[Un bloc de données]
○ ○ ○ ○ ○

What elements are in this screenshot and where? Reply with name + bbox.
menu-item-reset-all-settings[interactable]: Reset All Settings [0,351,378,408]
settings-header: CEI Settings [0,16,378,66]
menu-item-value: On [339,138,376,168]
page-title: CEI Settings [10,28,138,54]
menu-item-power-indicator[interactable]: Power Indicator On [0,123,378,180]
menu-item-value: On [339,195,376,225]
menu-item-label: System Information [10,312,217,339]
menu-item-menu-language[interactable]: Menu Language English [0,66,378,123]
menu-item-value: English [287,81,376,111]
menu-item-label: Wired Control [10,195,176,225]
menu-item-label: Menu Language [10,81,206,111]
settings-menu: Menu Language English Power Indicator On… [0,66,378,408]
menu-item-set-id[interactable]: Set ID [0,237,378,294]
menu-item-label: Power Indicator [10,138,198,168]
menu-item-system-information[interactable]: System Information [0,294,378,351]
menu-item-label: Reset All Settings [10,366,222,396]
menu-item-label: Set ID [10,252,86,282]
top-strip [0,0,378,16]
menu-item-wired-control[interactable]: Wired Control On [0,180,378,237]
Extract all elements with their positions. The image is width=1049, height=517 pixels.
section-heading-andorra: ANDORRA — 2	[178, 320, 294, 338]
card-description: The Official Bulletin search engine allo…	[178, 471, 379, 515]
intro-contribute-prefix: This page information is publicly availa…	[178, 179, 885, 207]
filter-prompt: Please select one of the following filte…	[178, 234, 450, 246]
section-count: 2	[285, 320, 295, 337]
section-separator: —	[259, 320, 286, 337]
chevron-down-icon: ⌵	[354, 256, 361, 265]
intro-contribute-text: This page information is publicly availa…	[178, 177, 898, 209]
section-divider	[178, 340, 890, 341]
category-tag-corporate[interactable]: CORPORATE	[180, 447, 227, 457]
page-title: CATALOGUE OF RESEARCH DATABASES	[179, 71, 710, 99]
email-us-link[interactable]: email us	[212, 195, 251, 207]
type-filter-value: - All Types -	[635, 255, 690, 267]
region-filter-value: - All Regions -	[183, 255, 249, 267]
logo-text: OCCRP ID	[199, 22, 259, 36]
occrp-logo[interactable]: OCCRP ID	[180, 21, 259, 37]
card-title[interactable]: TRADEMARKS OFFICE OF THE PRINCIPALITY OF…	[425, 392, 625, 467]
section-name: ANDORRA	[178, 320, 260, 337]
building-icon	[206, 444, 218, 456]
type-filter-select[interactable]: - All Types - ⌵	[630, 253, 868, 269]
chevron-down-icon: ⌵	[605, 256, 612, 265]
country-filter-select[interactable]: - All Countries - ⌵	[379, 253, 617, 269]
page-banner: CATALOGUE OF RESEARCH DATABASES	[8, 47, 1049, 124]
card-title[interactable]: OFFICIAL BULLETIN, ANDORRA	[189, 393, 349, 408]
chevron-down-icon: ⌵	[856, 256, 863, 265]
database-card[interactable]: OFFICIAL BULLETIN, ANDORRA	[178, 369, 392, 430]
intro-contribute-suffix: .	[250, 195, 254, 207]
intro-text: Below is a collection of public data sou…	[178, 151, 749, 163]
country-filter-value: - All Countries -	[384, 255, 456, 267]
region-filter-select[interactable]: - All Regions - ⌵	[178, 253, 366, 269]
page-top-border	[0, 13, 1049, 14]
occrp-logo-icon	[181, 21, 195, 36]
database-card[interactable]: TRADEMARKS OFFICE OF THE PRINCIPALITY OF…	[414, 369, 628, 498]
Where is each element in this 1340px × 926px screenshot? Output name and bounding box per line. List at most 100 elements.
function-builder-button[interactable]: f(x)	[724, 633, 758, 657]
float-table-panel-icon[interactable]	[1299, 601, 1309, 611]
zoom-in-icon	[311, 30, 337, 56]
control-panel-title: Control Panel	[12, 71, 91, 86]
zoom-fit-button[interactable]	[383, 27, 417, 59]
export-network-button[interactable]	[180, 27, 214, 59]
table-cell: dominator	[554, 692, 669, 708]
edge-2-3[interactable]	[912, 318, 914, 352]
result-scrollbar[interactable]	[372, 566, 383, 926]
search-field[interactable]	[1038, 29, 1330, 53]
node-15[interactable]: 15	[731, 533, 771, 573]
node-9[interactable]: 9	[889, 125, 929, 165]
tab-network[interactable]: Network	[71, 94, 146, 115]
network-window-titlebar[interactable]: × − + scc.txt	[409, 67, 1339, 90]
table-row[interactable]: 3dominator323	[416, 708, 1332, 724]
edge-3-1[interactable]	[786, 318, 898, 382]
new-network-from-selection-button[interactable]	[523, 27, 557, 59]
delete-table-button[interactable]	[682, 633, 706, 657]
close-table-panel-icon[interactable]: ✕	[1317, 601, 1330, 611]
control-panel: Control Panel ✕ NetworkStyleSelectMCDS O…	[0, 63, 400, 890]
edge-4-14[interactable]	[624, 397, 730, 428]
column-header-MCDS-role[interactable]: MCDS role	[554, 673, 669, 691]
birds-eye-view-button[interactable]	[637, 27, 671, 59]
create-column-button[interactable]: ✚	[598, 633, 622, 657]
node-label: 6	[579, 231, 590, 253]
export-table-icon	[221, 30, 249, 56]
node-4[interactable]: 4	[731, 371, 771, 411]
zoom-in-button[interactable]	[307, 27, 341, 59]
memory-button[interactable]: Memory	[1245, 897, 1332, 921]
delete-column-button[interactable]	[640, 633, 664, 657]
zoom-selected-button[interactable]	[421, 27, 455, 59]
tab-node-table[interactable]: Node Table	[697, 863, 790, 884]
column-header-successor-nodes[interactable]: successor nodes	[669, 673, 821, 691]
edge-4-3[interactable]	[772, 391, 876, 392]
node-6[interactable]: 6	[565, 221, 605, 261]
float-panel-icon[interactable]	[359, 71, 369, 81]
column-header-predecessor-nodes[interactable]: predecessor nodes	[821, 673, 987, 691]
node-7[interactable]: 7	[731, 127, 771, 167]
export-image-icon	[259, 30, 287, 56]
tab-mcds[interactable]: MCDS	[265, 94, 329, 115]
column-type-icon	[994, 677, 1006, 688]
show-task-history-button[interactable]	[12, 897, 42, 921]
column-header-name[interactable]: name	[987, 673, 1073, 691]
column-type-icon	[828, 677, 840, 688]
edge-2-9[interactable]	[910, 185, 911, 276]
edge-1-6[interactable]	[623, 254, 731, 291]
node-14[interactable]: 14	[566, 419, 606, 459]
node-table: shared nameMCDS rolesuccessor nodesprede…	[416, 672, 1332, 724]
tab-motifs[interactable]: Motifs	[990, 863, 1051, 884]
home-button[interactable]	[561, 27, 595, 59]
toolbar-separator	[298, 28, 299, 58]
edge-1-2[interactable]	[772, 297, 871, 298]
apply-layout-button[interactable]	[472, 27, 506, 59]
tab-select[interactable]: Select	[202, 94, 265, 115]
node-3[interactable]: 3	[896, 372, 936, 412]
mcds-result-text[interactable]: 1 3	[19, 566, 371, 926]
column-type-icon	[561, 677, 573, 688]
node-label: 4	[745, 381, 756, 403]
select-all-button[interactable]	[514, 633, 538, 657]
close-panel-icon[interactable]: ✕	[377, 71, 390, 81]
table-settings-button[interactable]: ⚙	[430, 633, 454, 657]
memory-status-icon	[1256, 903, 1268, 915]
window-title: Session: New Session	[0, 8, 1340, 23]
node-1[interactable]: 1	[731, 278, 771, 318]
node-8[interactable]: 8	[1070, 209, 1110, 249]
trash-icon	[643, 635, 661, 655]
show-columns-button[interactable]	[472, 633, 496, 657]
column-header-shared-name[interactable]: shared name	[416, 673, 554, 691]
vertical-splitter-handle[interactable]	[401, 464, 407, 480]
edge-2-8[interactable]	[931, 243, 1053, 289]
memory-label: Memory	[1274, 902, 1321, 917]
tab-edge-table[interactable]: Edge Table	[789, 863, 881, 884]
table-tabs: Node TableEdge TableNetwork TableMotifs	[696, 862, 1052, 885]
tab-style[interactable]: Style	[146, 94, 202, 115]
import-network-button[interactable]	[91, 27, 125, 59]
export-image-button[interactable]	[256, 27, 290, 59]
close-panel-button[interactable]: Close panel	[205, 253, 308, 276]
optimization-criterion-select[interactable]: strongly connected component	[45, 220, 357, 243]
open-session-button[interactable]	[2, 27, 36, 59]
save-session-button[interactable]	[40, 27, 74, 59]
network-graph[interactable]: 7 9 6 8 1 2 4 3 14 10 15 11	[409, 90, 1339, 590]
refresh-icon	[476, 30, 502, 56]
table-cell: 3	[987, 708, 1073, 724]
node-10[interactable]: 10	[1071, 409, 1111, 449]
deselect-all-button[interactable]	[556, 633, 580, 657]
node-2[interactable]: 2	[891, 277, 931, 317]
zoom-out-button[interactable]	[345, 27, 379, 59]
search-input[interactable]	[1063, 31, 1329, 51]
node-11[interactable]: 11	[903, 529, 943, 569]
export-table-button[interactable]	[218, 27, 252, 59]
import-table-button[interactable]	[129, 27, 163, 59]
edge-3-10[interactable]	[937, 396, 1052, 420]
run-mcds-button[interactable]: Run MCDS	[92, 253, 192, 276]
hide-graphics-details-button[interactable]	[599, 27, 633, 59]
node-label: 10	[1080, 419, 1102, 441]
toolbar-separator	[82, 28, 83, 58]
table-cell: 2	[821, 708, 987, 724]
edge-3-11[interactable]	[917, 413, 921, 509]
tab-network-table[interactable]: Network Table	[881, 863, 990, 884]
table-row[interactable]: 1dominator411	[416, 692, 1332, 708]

○ ○ ○ ○ ○

**Consigne**: Recopiez à l'identique les lignes des données, depuis le début jusqu'à la ligne contenant « page-title: CEI Settings [10,28,138,54] », celle-ci comprise.

**Solution proposée**:
What elements are in this screenshot and where? Reply with name + bbox.
menu-item-reset-all-settings[interactable]: Reset All Settings [0,351,378,408]
settings-header: CEI Settings [0,16,378,66]
menu-item-value: On [339,138,376,168]
page-title: CEI Settings [10,28,138,54]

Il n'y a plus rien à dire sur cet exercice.